_TASK INSTRUCTIONS_
Each record below should be output verbatim, without pictures.

_RECORDED DATA_
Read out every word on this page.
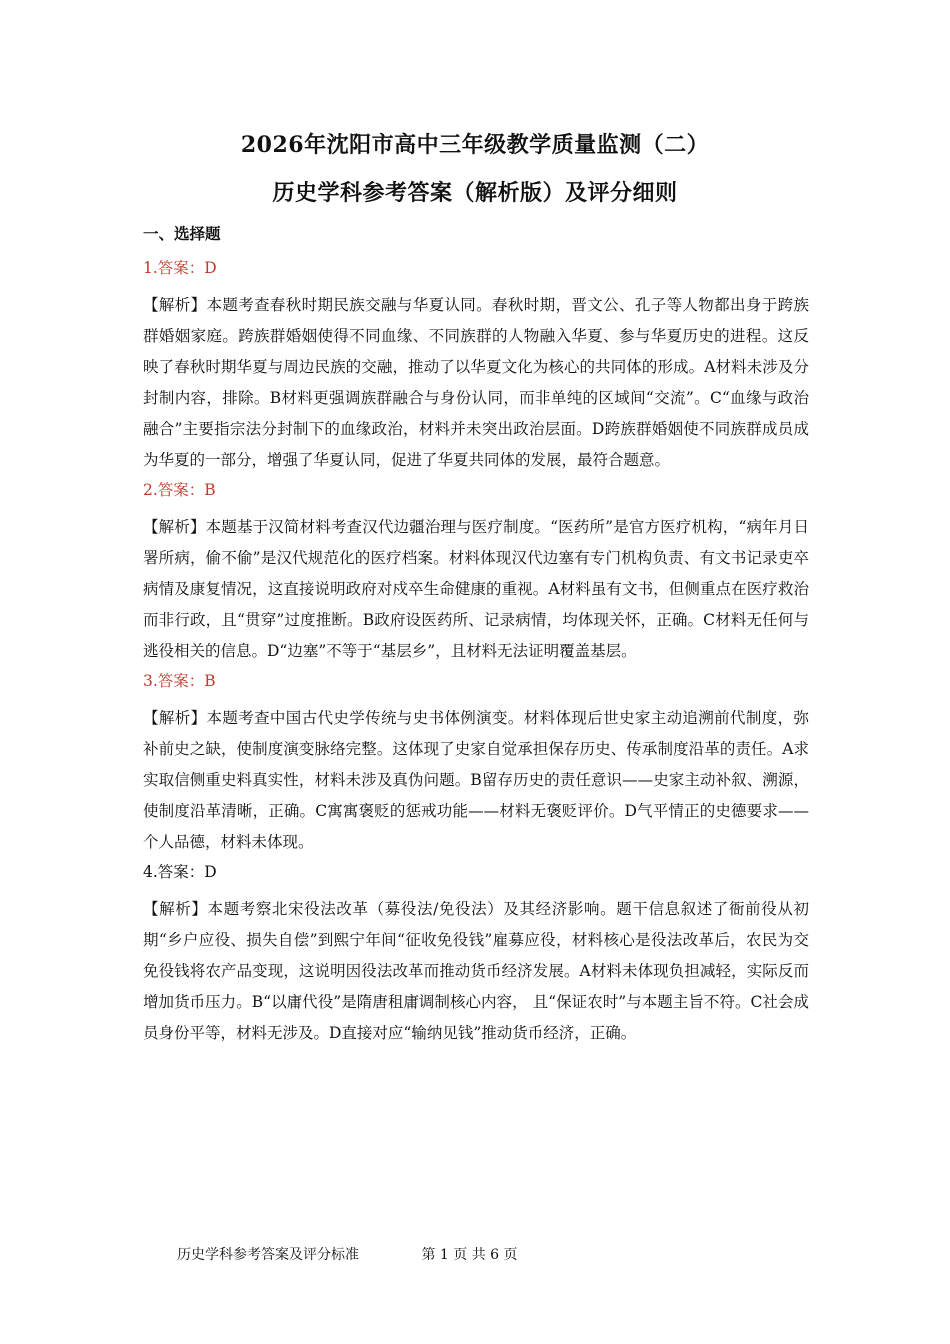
2026年沈阳市高中三年级教学质量监测（二）
历史学科参考答案（解析版）及评分细则
一、选择题
1.答案：D

【解析】本题考查春秋时期民族交融与华夏认同。春秋时期，晋文公、孔子等人物都出身于跨族群婚姻家庭。跨族群婚姻使得不同血缘、不同族群的人物融入华夏、参与华夏历史的进程。这反映了春秋时期华夏与周边民族的交融，推动了以华夏文化为核心的共同体的形成。A材料未涉及分封制内容，排除。B材料更强调族群融合与身份认同，而非单纯的区域间“交流”。C“血缘与政治融合”主要指宗法分封制下的血缘政治，材料并未突出政治层面。D跨族群婚姻使不同族群成员成为华夏的一部分，增强了华夏认同，促进了华夏共同体的发展，最符合题意。

2.答案：B

【解析】本题基于汉简材料考查汉代边疆治理与医疗制度。“医药所”是官方医疗机构，“病年月日署所病，偷不偷”是汉代规范化的医疗档案。材料体现汉代边塞有专门机构负责、有文书记录吏卒病情及康复情况，这直接说明政府对戍卒生命健康的重视。A材料虽有文书，但侧重点在医疗救治而非行政，且“贯穿”过度推断。B政府设医药所、记录病情，均体现关怀，正确。C材料无任何与逃役相关的信息。D“边塞”不等于“基层乡”，且材料无法证明覆盖基层。

3.答案：B

【解析】本题考查中国古代史学传统与史书体例演变。材料体现后世史家主动追溯前代制度，弥补前史之缺，使制度演变脉络完整。这体现了史家自觉承担保存历史、传承制度沿革的责任。A求实取信侧重史料真实性，材料未涉及真伪问题。B留存历史的责任意识——史家主动补叙、溯源，使制度沿革清晰，正确。C寓寓褒贬的惩戒功能——材料无褒贬评价。D气平情正的史德要求——个人品德，材料未体现。

4.答案：D

【解析】本题考察北宋役法改革（募役法/免役法）及其经济影响。题干信息叙述了衙前役从初期“乡户应役、损失自偿”到熙宁年间“征收免役钱”雇募应役，材料核心是役法改革后，农民为交免役钱将农产品变现，这说明因役法改革而推动货币经济发展。A材料未体现负担减轻，实际反而增加货币压力。B“以庸代役”是隋唐租庸调制核心内容， 且“保证农时”与本题主旨不符。C社会成员身份平等，材料无涉及。D直接对应“输纳见钱”推动货币经济，正确。

历史学科参考答案及评分标准	第 1 页 共 6 页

_OUTPUT FOR THIS EXERCISE_
Read out every word on this page.
2026年沈阳市高中三年级教学质量监测（二）
历史学科参考答案（解析版）及评分细则
一、选择题
1.答案：D

【解析】本题考查春秋时期民族交融与华夏认同。春秋时期，晋文公、孔子等人物都出身于跨族群婚姻家庭。跨族群婚姻使得不同血缘、不同族群的人物融入华夏、参与华夏历史的进程。这反映了春秋时期华夏与周边民族的交融，推动了以华夏文化为核心的共同体的形成。A材料未涉及分封制内容，排除。B材料更强调族群融合与身份认同，而非单纯的区域间“交流”。C“血缘与政治融合”主要指宗法分封制下的血缘政治，材料并未突出政治层面。D跨族群婚姻使不同族群成员成为华夏的一部分，增强了华夏认同，促进了华夏共同体的发展，最符合题意。

2.答案：B

【解析】本题基于汉简材料考查汉代边疆治理与医疗制度。“医药所”是官方医疗机构，“病年月日署所病，偷不偷”是汉代规范化的医疗档案。材料体现汉代边塞有专门机构负责、有文书记录吏卒病情及康复情况，这直接说明政府对戍卒生命健康的重视。A材料虽有文书，但侧重点在医疗救治而非行政，且“贯穿”过度推断。B政府设医药所、记录病情，均体现关怀，正确。C材料无任何与逃役相关的信息。D“边塞”不等于“基层乡”，且材料无法证明覆盖基层。

3.答案：B

【解析】本题考查中国古代史学传统与史书体例演变。材料体现后世史家主动追溯前代制度，弥补前史之缺，使制度演变脉络完整。这体现了史家自觉承担保存历史、传承制度沿革的责任。A求实取信侧重史料真实性，材料未涉及真伪问题。B留存历史的责任意识——史家主动补叙、溯源，使制度沿革清晰，正确。C寓寓褒贬的惩戒功能——材料无褒贬评价。D气平情正的史德要求——个人品德，材料未体现。

4.答案：D

【解析】本题考察北宋役法改革（募役法/免役法）及其经济影响。题干信息叙述了衙前役从初期“乡户应役、损失自偿”到熙宁年间“征收免役钱”雇募应役，材料核心是役法改革后，农民为交免役钱将农产品变现，这说明因役法改革而推动货币经济发展。A材料未体现负担减轻，实际反而增加货币压力。B“以庸代役”是隋唐租庸调制核心内容， 且“保证农时”与本题主旨不符。C社会成员身份平等，材料无涉及。D直接对应“输纳见钱”推动货币经济，正确。

历史学科参考答案及评分标准	第 1 页 共 6 页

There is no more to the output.